*What you will do*: Wherever "name" appears in a line, list that line.

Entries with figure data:
□ □ □ □ □ □ □
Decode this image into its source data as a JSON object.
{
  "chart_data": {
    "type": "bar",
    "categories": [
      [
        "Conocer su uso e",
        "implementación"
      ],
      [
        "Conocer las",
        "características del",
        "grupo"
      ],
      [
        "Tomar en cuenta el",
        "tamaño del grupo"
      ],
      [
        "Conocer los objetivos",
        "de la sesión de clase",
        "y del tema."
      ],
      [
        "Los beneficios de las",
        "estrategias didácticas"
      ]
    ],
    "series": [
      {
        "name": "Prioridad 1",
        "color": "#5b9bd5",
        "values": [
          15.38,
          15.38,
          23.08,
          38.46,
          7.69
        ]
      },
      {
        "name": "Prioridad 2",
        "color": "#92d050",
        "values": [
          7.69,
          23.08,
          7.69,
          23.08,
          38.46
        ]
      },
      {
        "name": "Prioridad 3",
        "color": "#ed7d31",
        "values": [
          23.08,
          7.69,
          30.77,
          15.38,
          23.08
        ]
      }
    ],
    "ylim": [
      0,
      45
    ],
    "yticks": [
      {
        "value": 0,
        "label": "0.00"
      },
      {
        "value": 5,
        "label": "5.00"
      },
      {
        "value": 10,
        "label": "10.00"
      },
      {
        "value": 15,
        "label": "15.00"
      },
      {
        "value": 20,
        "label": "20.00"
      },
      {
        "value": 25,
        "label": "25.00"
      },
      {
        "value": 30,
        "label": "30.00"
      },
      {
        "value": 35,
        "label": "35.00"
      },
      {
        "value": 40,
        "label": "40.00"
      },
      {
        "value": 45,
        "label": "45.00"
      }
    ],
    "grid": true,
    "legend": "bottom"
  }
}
□ □ □ □ □ □ □
*Solved problem*:
        "name": "Prioridad 1",
        "name": "Prioridad 2",
        "name": "Prioridad 3",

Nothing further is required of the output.